Chart and figure data:
--- begin ---

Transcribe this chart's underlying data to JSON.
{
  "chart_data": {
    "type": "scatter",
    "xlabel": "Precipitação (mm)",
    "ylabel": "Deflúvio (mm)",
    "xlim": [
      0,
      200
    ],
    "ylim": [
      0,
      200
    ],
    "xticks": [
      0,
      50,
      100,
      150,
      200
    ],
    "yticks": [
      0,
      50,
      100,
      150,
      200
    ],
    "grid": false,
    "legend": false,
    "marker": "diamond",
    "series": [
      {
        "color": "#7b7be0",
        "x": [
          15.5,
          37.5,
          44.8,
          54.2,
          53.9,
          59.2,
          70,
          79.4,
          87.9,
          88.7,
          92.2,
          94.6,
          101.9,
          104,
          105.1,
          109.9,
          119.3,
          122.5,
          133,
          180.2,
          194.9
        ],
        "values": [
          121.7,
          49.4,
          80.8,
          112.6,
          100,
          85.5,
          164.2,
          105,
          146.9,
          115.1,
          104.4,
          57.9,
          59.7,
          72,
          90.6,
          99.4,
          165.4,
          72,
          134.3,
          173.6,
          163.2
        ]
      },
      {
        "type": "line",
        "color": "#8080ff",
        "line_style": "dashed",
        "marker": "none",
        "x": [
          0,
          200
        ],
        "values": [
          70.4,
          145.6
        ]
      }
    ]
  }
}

--- end ---

» **Exercise description**
Set down the listing above in full, please, exactly as it appears.

» **Task response**
Transcribe this chart's underlying data to JSON.
{
  "chart_data": {
    "type": "scatter",
    "xlabel": "Precipitação (mm)",
    "ylabel": "Deflúvio (mm)",
    "xlim": [
      0,
      200
    ],
    "ylim": [
      0,
      200
    ],
    "xticks": [
      0,
      50,
      100,
      150,
      200
    ],
    "yticks": [
      0,
      50,
      100,
      150,
      200
    ],
    "grid": false,
    "legend": false,
    "marker": "diamond",
    "series": [
      {
        "color": "#7b7be0",
        "x": [
          15.5,
          37.5,
          44.8,
          54.2,
          53.9,
          59.2,
          70,
          79.4,
          87.9,
          88.7,
          92.2,
          94.6,
          101.9,
          104,
          105.1,
          109.9,
          119.3,
          122.5,
          133,
          180.2,
          194.9
        ],
        "values": [
          121.7,
          49.4,
          80.8,
          112.6,
          100,
          85.5,
          164.2,
          105,
          146.9,
          115.1,
          104.4,
          57.9,
          59.7,
          72,
          90.6,
          99.4,
          165.4,
          72,
          134.3,
          173.6,
          163.2
        ]
      },
      {
        "type": "line",
        "color": "#8080ff",
        "line_style": "dashed",
        "marker": "none",
        "x": [
          0,
          200
        ],
        "values": [
          70.4,
          145.6
        ]
      }
    ]
  }
}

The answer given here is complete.